• _JOB_
Repeat the records exactly. Every line must match.
────────
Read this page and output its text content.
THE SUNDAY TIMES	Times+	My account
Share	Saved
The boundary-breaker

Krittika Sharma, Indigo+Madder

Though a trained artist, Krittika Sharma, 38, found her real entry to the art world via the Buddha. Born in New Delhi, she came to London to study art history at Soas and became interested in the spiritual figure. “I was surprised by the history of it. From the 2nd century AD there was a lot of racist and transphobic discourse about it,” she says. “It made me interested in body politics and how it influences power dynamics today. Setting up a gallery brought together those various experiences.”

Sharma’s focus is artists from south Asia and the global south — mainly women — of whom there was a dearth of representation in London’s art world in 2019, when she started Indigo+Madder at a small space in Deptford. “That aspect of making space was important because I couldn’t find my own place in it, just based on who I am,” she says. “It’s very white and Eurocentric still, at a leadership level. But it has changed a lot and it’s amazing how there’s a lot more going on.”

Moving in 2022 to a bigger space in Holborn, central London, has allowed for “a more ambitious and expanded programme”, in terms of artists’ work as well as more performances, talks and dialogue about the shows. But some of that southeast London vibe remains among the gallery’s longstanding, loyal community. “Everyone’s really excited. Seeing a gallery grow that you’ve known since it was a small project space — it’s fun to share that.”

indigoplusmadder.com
────────
• _ANSWER TO THIS TASK_
Read this page and output its text content.
THE SUNDAY TIMES	Times+	My account
Share	Saved
The boundary-breaker

Krittika Sharma, Indigo+Madder

Though a trained artist, Krittika Sharma, 38, found her real entry to the art world via the Buddha. Born in New Delhi, she came to London to study art history at Soas and became interested in the spiritual figure. “I was surprised by the history of it. From the 2nd century AD there was a lot of racist and transphobic discourse about it,” she says. “It made me interested in body politics and how it influences power dynamics today. Setting up a gallery brought together those various experiences.”

Sharma’s focus is artists from south Asia and the global south — mainly women — of whom there was a dearth of representation in London’s art world in 2019, when she started Indigo+Madder at a small space in Deptford. “That aspect of making space was important because I couldn’t find my own place in it, just based on who I am,” she says. “It’s very white and Eurocentric still, at a leadership level. But it has changed a lot and it’s amazing how there’s a lot more going on.”

Moving in 2022 to a bigger space in Holborn, central London, has allowed for “a more ambitious and expanded programme”, in terms of artists’ work as well as more performances, talks and dialogue about the shows. But some of that southeast London vibe remains among the gallery’s longstanding, loyal community. “Everyone’s really excited. Seeing a gallery grow that you’ve known since it was a small project space — it’s fun to share that.”

indigoplusmadder.com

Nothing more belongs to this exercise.